§ **Aim**: Reply with one number only: the count of lines below that contain the word "申请执行人".

━━━ Records to use ━━━

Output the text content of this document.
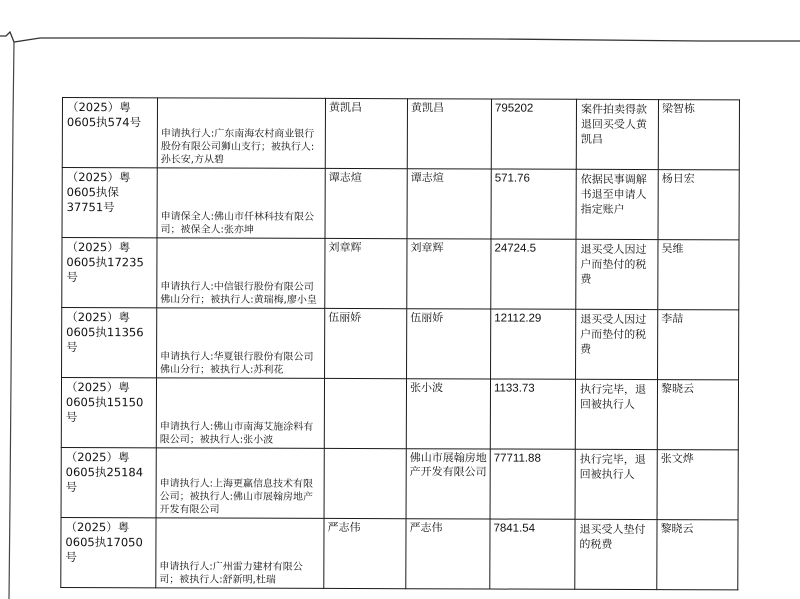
（2025）粤0605执574号	申请执行人:广东南海农村商业银行股份有限公司狮山支行；被执行人:孙长安,方从碧	黄凯昌	黄凯昌	795202	案件拍卖得款退回买受人黄凯昌	梁智栋
（2025）粤0605执保37751号	申请保全人:佛山市仟林科技有限公司；被保全人:张亦坤	谭志煊	谭志煊	571.76	依据民事调解书退至申请人指定账户	杨日宏
（2025）粤0605执17235号	申请执行人:中信银行股份有限公司佛山分行；被执行人:黄瑞梅,廖小皇	刘章辉	刘章辉	24724.5	退买受人因过户而垫付的税费	吴维
（2025）粤0605执11356号	申请执行人:华夏银行股份有限公司佛山分行；被执行人:苏利花	伍丽娇	伍丽娇	12112.29	退买受人因过户而垫付的税费	李喆
（2025）粤0605执15150号	申请执行人:佛山市南海艾施涂料有限公司；被执行人:张小波		张小波	1133.73	执行完毕，退回被执行人	黎晓云
（2025）粤0605执25184号	申请执行人:上海更赢信息技术有限公司；被执行人:佛山市展翰房地产开发有限公司		佛山市展翰房地产开发有限公司	77711.88	执行完毕，退回被执行人	张文烨
（2025）粤0605执17050号	申请执行人:广州雷力建材有限公司；被执行人:舒新明,杜瑞	严志伟	严志伟	7841.54	退买受人垫付的税费	黎晓云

━━━

§ **The result**: 6